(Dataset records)
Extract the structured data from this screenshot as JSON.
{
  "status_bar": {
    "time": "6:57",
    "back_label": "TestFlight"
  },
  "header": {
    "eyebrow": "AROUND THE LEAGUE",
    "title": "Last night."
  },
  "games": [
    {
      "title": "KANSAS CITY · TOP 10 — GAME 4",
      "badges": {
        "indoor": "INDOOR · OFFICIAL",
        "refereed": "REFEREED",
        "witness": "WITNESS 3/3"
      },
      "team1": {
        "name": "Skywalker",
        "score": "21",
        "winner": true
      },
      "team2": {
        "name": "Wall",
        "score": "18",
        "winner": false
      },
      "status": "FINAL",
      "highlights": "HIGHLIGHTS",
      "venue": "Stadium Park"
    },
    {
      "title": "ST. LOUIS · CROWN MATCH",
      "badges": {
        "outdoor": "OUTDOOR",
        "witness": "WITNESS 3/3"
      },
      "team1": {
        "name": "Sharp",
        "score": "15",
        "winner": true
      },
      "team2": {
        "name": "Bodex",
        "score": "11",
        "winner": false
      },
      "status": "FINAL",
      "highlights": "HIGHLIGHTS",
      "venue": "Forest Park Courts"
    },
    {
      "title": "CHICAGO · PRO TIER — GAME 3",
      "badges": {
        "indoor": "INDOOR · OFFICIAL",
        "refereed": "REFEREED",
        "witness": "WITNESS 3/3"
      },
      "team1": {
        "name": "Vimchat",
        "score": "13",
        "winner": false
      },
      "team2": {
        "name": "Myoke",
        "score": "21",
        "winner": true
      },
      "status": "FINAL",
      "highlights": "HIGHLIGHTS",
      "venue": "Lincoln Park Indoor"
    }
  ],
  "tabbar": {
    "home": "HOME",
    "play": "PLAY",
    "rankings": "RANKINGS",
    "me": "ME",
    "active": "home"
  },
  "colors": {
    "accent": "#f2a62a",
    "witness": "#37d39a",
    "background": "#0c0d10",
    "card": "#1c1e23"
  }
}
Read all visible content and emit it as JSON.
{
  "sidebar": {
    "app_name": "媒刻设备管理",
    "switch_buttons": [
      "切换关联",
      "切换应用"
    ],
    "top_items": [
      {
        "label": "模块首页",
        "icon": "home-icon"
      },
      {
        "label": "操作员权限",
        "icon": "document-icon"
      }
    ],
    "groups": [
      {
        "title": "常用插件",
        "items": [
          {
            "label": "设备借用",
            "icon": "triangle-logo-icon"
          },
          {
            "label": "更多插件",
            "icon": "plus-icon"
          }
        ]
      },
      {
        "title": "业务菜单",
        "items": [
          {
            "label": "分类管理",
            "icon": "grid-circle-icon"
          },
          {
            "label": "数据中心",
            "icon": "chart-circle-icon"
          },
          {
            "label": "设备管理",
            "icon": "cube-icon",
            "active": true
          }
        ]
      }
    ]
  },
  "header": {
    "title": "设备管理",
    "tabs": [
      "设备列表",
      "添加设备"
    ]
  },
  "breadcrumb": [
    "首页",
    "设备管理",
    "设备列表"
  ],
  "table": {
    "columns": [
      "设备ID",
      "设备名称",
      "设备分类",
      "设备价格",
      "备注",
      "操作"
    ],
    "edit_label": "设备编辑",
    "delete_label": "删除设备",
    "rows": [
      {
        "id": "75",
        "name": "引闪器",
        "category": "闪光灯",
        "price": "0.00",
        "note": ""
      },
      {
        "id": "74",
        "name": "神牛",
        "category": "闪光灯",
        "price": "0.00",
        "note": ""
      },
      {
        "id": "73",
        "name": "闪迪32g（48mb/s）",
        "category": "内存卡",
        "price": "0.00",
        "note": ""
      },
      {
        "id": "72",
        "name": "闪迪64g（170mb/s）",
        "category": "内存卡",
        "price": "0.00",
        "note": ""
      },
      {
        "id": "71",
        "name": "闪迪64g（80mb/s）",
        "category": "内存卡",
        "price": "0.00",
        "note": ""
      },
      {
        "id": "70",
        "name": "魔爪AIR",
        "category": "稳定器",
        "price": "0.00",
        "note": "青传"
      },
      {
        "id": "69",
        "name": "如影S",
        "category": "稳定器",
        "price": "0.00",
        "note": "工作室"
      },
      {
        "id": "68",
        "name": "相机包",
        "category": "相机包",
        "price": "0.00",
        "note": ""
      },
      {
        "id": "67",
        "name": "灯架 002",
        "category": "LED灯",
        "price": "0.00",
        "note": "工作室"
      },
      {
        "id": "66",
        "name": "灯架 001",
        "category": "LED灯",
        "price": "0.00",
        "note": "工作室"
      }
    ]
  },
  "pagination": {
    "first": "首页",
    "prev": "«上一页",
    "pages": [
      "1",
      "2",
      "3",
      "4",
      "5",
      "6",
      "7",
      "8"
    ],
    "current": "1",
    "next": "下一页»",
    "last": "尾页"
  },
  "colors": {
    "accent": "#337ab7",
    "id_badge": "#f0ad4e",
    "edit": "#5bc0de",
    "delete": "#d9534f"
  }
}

_Stated exercise_
Please quote the data above in full, with no line missing.

_Output_
Extract the structured data from this screenshot as JSON.
{
  "status_bar": {
    "time": "6:57",
    "back_label": "TestFlight"
  },
  "header": {
    "eyebrow": "AROUND THE LEAGUE",
    "title": "Last night."
  },
  "games": [
    {
      "title": "KANSAS CITY · TOP 10 — GAME 4",
      "badges": {
        "indoor": "INDOOR · OFFICIAL",
        "refereed": "REFEREED",
        "witness": "WITNESS 3/3"
      },
      "team1": {
        "name": "Skywalker",
        "score": "21",
        "winner": true
      },
      "team2": {
        "name": "Wall",
        "score": "18",
        "winner": false
      },
      "status": "FINAL",
      "highlights": "HIGHLIGHTS",
      "venue": "Stadium Park"
    },
    {
      "title": "ST. LOUIS · CROWN MATCH",
      "badges": {
        "outdoor": "OUTDOOR",
        "witness": "WITNESS 3/3"
      },
      "team1": {
        "name": "Sharp",
        "score": "15",
        "winner": true
      },
      "team2": {
        "name": "Bodex",
        "score": "11",
        "winner": false
      },
      "status": "FINAL",
      "highlights": "HIGHLIGHTS",
      "venue": "Forest Park Courts"
    },
    {
      "title": "CHICAGO · PRO TIER — GAME 3",
      "badges": {
        "indoor": "INDOOR · OFFICIAL",
        "refereed": "REFEREED",
        "witness": "WITNESS 3/3"
      },
      "team1": {
        "name": "Vimchat",
        "score": "13",
        "winner": false
      },
      "team2": {
        "name": "Myoke",
        "score": "21",
        "winner": true
      },
      "status": "FINAL",
      "highlights": "HIGHLIGHTS",
      "venue": "Lincoln Park Indoor"
    }
  ],
  "tabbar": {
    "home": "HOME",
    "play": "PLAY",
    "rankings": "RANKINGS",
    "me": "ME",
    "active": "home"
  },
  "colors": {
    "accent": "#f2a62a",
    "witness": "#37d39a",
    "background": "#0c0d10",
    "card": "#1c1e23"
  }
}
Read all visible content and emit it as JSON.
{
  "sidebar": {
    "app_name": "媒刻设备管理",
    "switch_buttons": [
      "切换关联",
      "切换应用"
    ],
    "top_items": [
      {
        "label": "模块首页",
        "icon": "home-icon"
      },
      {
        "label": "操作员权限",
        "icon": "document-icon"
      }
    ],
    "groups": [
      {
        "title": "常用插件",
        "items": [
          {
            "label": "设备借用",
            "icon": "triangle-logo-icon"
          },
          {
            "label": "更多插件",
            "icon": "plus-icon"
          }
        ]
      },
      {
        "title": "业务菜单",
        "items": [
          {
            "label": "分类管理",
            "icon": "grid-circle-icon"
          },
          {
            "label": "数据中心",
            "icon": "chart-circle-icon"
          },
          {
            "label": "设备管理",
            "icon": "cube-icon",
            "active": true
          }
        ]
      }
    ]
  },
  "header": {
    "title": "设备管理",
    "tabs": [
      "设备列表",
      "添加设备"
    ]
  },
  "breadcrumb": [
    "首页",
    "设备管理",
    "设备列表"
  ],
  "table": {
    "columns": [
      "设备ID",
      "设备名称",
      "设备分类",
      "设备价格",
      "备注",
      "操作"
    ],
    "edit_label": "设备编辑",
    "delete_label": "删除设备",
    "rows": [
      {
        "id": "75",
        "name": "引闪器",
        "category": "闪光灯",
        "price": "0.00",
        "note": ""
      },
      {
        "id": "74",
        "name": "神牛",
        "category": "闪光灯",
        "price": "0.00",
        "note": ""
      },
      {
        "id": "73",
        "name": "闪迪32g（48mb/s）",
        "category": "内存卡",
        "price": "0.00",
        "note": ""
      },
      {
        "id": "72",
        "name": "闪迪64g（170mb/s）",
        "category": "内存卡",
        "price": "0.00",
        "note": ""
      },
      {
        "id": "71",
        "name": "闪迪64g（80mb/s）",
        "category": "内存卡",
        "price": "0.00",
        "note": ""
      },
      {
        "id": "70",
        "name": "魔爪AIR",
        "category": "稳定器",
        "price": "0.00",
        "note": "青传"
      },
      {
        "id": "69",
        "name": "如影S",
        "category": "稳定器",
        "price": "0.00",
        "note": "工作室"
      },
      {
        "id": "68",
        "name": "相机包",
        "category": "相机包",
        "price": "0.00",
        "note": ""
      },
      {
        "id": "67",
        "name": "灯架 002",
        "category": "LED灯",
        "price": "0.00",
        "note": "工作室"
      },
      {
        "id": "66",
        "name": "灯架 001",
        "category": "LED灯",
        "price": "0.00",
        "note": "工作室"
      }
    ]
  },
  "pagination": {
    "first": "首页",
    "prev": "«上一页",
    "pages": [
      "1",
      "2",
      "3",
      "4",
      "5",
      "6",
      "7",
      "8"
    ],
    "current": "1",
    "next": "下一页»",
    "last": "尾页"
  },
  "colors": {
    "accent": "#337ab7",
    "id_badge": "#f0ad4e",
    "edit": "#5bc0de",
    "delete": "#d9534f"
  }
}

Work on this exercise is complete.